## Stated task
Copy all lines in which the word "Climate" can be found.

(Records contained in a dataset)

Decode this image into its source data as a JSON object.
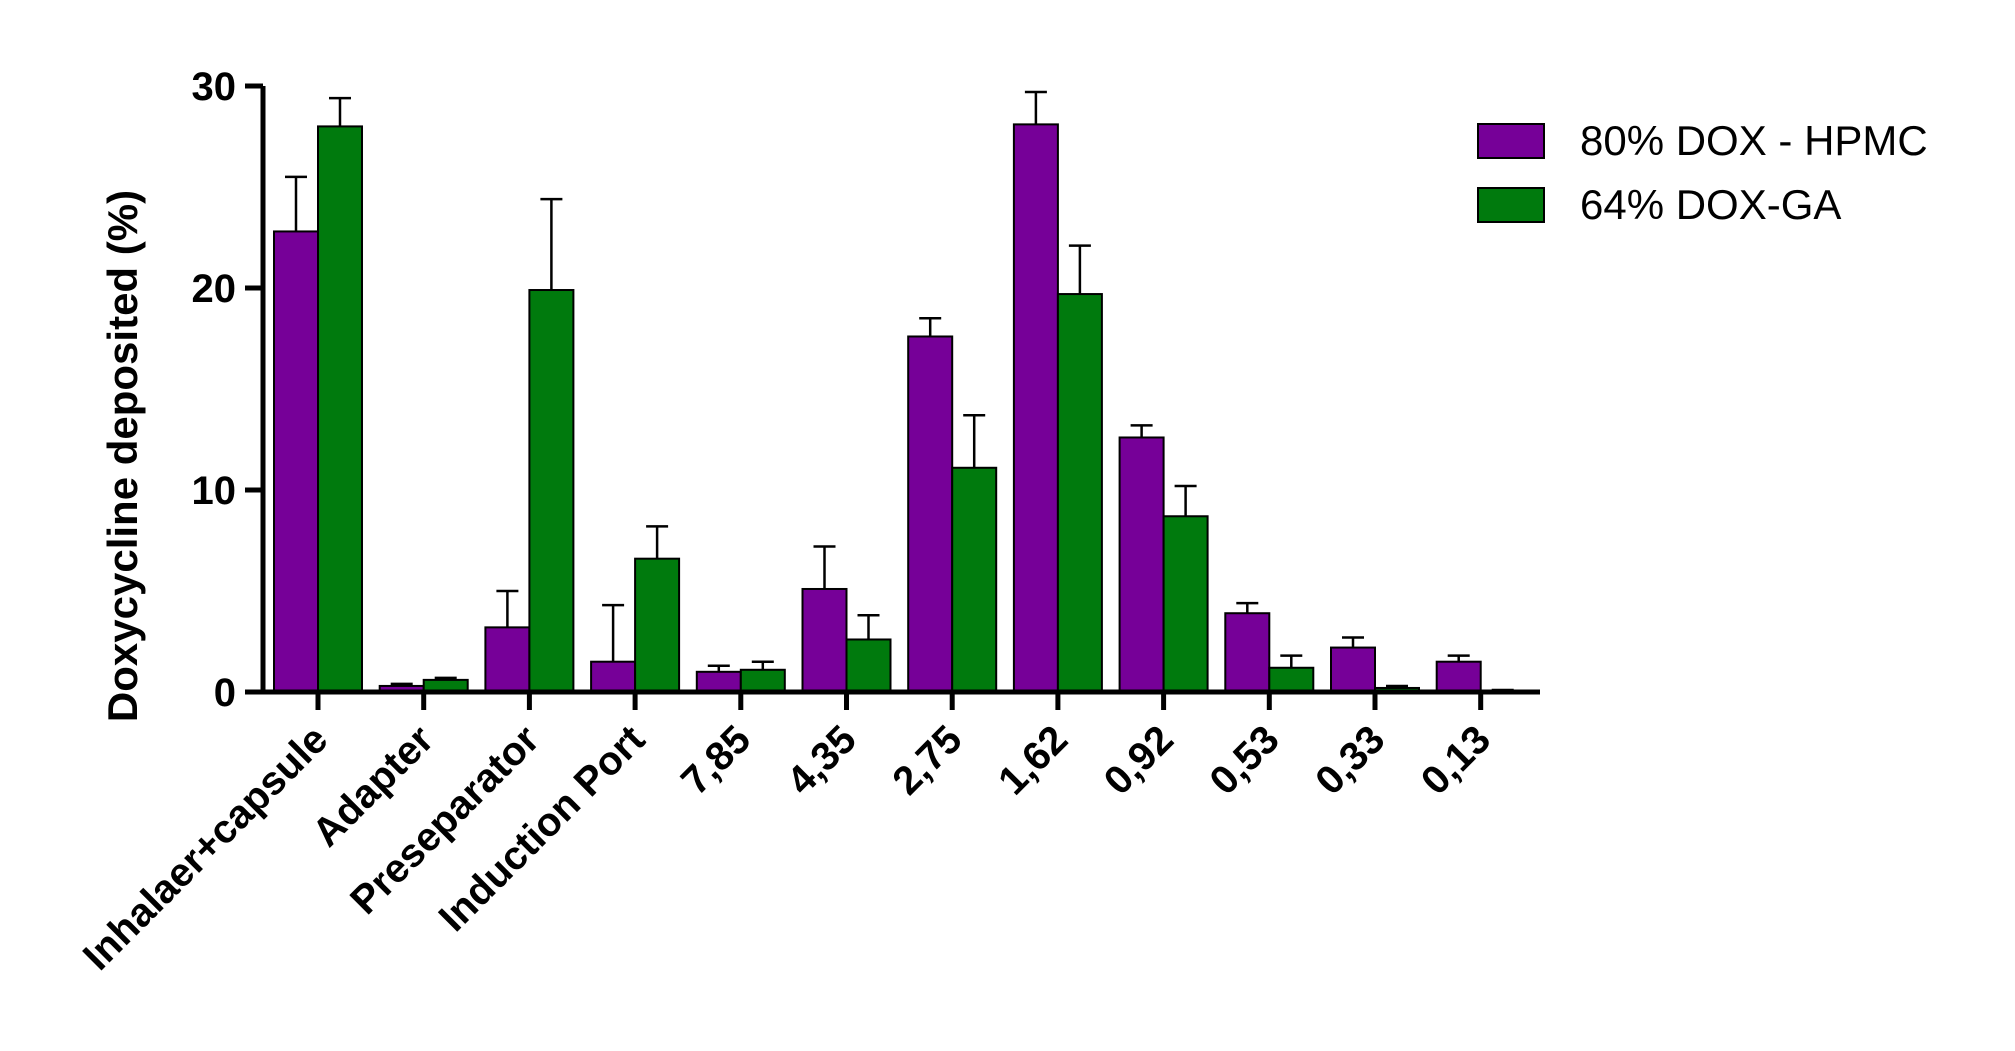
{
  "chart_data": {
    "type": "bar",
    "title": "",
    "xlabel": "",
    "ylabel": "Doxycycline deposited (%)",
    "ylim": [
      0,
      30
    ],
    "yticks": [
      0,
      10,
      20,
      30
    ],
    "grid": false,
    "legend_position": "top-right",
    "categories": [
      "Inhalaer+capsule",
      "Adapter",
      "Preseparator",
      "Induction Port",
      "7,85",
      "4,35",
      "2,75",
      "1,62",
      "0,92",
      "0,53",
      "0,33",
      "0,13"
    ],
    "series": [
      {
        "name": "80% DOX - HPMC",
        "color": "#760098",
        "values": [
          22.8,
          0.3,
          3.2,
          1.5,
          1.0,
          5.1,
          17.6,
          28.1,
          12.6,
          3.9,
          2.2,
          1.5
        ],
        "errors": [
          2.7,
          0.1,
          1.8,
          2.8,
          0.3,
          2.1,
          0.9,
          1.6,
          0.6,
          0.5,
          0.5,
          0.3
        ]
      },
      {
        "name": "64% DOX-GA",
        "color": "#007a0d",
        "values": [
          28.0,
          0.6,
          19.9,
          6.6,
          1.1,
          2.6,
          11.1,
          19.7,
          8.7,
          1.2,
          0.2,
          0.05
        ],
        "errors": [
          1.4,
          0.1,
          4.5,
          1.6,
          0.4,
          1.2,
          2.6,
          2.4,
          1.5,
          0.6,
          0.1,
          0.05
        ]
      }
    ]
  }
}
--
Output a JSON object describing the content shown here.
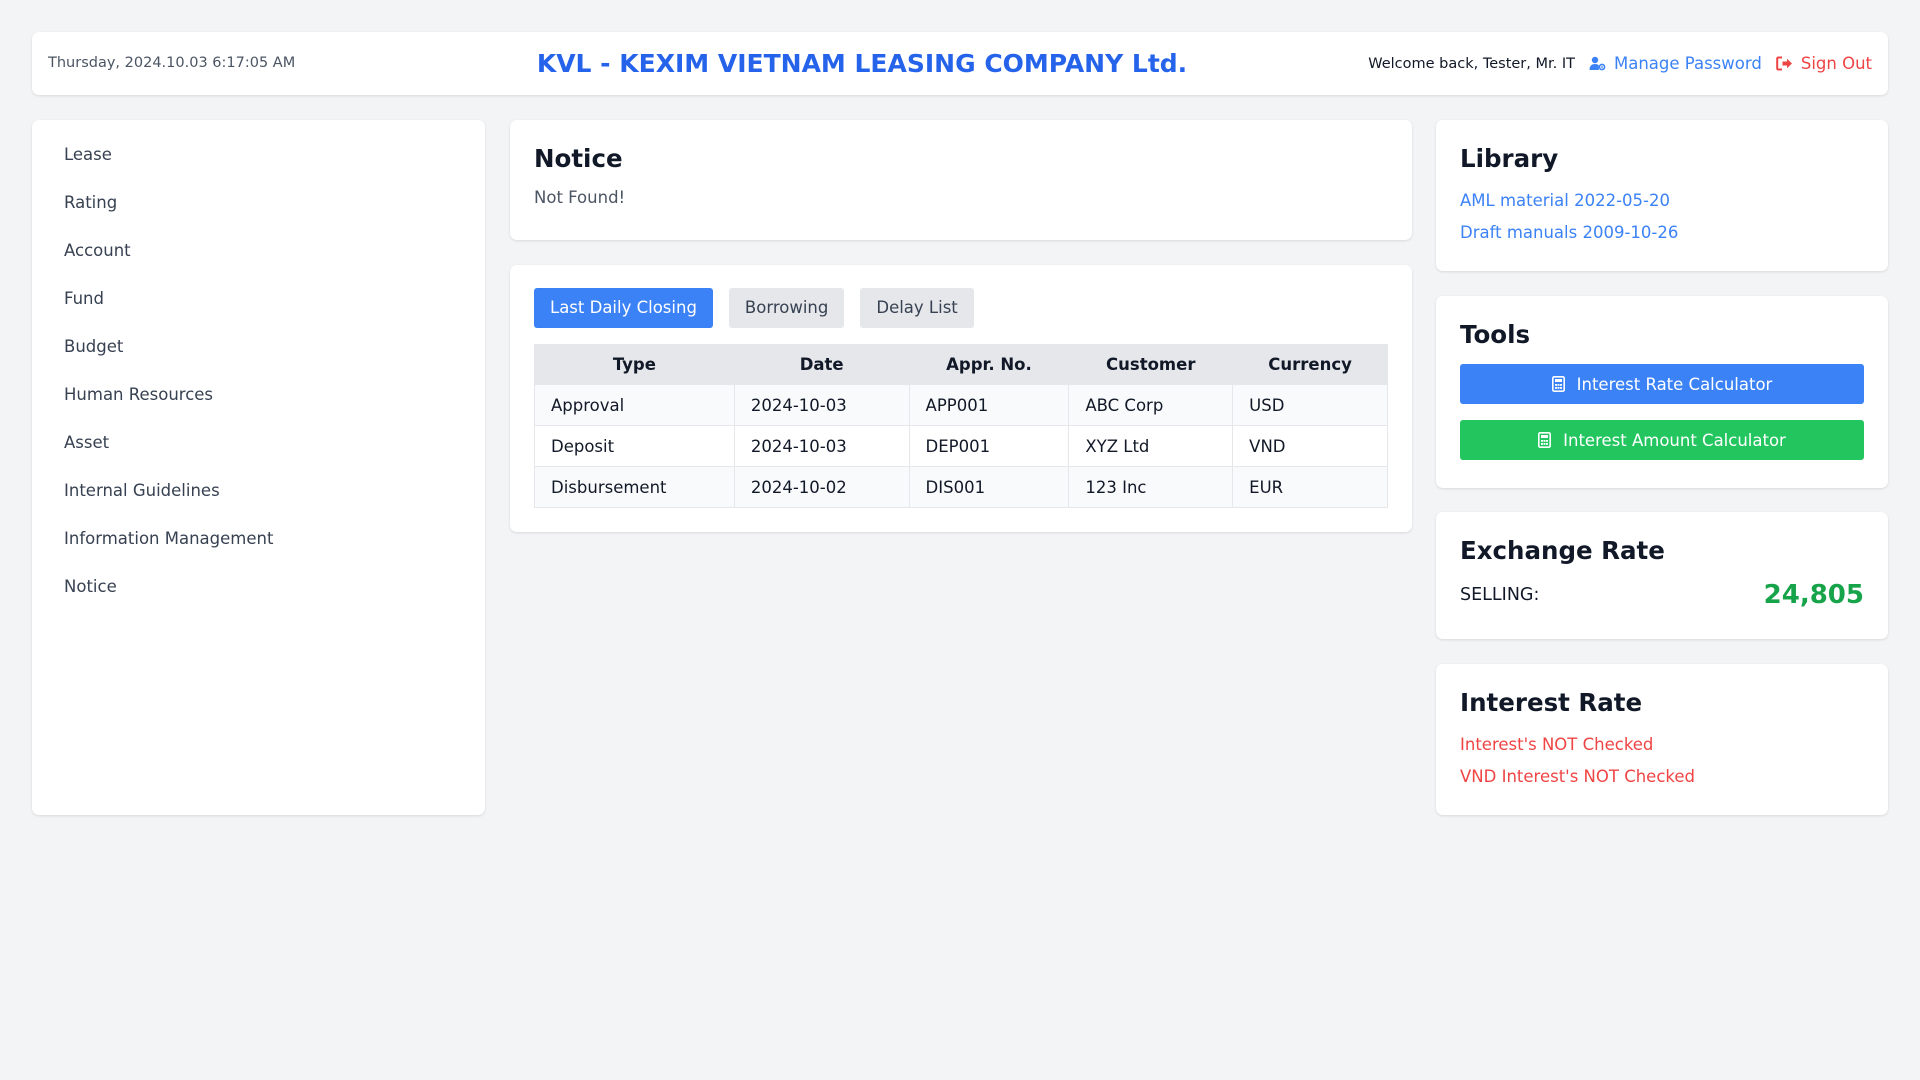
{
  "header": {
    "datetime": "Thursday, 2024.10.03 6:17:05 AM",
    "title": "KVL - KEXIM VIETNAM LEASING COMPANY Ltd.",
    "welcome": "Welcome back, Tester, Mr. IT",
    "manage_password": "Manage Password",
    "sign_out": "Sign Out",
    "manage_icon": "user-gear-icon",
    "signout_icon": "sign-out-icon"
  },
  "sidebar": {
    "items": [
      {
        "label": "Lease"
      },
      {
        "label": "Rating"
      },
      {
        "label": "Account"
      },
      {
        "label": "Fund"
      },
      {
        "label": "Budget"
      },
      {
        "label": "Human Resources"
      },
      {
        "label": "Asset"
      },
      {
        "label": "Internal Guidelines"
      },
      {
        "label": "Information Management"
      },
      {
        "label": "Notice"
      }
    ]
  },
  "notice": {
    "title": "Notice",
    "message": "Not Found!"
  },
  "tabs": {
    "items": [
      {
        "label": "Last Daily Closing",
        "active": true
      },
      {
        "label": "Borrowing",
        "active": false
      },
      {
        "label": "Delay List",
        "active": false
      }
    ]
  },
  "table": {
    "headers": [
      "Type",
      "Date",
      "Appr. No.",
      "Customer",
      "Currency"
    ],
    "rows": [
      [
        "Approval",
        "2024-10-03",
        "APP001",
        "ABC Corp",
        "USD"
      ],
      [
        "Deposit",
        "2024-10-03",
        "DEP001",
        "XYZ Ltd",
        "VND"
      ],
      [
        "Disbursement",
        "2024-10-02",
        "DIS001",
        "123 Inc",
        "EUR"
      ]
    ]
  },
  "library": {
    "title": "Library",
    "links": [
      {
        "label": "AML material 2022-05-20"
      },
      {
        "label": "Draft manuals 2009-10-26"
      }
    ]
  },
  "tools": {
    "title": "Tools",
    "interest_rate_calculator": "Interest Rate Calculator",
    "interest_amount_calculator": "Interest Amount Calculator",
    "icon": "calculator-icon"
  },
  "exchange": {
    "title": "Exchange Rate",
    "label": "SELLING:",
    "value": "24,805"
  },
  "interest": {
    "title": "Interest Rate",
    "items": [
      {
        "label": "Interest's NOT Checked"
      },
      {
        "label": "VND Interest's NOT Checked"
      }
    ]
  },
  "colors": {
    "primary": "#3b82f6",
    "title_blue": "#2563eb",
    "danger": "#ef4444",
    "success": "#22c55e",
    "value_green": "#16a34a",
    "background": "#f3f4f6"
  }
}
* * *
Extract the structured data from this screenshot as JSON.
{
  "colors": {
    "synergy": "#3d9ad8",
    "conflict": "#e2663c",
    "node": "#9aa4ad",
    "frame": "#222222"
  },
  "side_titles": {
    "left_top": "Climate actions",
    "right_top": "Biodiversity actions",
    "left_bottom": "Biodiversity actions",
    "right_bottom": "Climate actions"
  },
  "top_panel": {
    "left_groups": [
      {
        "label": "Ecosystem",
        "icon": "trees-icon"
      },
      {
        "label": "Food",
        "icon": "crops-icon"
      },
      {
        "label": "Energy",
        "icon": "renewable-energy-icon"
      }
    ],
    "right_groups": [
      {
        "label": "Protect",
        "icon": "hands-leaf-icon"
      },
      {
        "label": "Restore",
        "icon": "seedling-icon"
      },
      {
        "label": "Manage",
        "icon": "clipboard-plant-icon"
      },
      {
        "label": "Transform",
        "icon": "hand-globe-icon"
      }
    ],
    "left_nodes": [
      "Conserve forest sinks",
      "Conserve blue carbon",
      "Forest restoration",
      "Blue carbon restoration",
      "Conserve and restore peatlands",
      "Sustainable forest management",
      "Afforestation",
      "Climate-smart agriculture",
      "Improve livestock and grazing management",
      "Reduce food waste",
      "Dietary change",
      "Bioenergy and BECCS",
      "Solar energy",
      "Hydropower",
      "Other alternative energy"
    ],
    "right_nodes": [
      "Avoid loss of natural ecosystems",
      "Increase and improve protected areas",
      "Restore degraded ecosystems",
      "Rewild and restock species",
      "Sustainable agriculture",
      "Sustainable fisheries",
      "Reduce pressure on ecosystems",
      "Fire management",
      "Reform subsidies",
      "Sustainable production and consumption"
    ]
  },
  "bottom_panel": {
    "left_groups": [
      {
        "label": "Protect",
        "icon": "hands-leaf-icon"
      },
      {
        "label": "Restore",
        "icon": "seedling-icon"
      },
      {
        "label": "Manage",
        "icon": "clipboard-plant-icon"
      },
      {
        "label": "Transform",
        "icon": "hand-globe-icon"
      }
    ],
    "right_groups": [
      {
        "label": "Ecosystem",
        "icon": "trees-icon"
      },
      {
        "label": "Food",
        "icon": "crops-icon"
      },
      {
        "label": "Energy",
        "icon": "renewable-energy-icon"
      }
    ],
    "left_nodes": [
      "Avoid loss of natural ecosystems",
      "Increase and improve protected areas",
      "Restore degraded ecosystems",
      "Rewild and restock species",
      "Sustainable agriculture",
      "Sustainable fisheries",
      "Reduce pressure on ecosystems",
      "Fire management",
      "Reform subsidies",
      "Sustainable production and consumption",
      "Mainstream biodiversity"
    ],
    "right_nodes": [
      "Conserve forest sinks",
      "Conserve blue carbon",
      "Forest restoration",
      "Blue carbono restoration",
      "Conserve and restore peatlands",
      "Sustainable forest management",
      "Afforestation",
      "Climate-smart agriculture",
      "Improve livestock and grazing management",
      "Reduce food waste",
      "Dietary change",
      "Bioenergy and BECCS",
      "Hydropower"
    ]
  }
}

## Response to this exercise
    "left_top": "Climate actions",
    "right_bottom": "Climate actions"
      "Climate-smart agriculture",
      "Climate-smart agriculture",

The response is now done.